• **PROVIDED RECORDS**:
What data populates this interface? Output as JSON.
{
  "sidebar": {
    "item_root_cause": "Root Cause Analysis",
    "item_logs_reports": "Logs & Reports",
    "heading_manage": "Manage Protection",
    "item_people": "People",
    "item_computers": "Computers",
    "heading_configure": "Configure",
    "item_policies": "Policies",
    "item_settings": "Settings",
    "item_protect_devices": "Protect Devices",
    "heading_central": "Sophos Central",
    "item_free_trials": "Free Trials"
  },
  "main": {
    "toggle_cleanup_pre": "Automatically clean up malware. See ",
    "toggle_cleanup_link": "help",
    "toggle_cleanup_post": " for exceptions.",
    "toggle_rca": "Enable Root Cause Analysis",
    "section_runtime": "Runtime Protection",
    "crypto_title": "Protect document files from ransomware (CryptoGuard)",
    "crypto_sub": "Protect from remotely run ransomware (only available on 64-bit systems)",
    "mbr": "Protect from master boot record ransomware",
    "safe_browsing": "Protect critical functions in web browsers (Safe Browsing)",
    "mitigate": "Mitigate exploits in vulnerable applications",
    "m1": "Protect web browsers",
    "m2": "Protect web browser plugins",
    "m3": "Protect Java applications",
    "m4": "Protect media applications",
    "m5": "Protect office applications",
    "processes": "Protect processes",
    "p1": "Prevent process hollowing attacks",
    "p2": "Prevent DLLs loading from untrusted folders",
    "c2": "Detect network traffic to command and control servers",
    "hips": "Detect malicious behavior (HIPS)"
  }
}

• **TASK GOAL**: Return the full listing, character for character.

• **EXERCISE SOLUTION**:
What data populates this interface? Output as JSON.
{
  "sidebar": {
    "item_root_cause": "Root Cause Analysis",
    "item_logs_reports": "Logs & Reports",
    "heading_manage": "Manage Protection",
    "item_people": "People",
    "item_computers": "Computers",
    "heading_configure": "Configure",
    "item_policies": "Policies",
    "item_settings": "Settings",
    "item_protect_devices": "Protect Devices",
    "heading_central": "Sophos Central",
    "item_free_trials": "Free Trials"
  },
  "main": {
    "toggle_cleanup_pre": "Automatically clean up malware. See ",
    "toggle_cleanup_link": "help",
    "toggle_cleanup_post": " for exceptions.",
    "toggle_rca": "Enable Root Cause Analysis",
    "section_runtime": "Runtime Protection",
    "crypto_title": "Protect document files from ransomware (CryptoGuard)",
    "crypto_sub": "Protect from remotely run ransomware (only available on 64-bit systems)",
    "mbr": "Protect from master boot record ransomware",
    "safe_browsing": "Protect critical functions in web browsers (Safe Browsing)",
    "mitigate": "Mitigate exploits in vulnerable applications",
    "m1": "Protect web browsers",
    "m2": "Protect web browser plugins",
    "m3": "Protect Java applications",
    "m4": "Protect media applications",
    "m5": "Protect office applications",
    "processes": "Protect processes",
    "p1": "Prevent process hollowing attacks",
    "p2": "Prevent DLLs loading from untrusted folders",
    "c2": "Detect network traffic to command and control servers",
    "hips": "Detect malicious behavior (HIPS)"
  }
}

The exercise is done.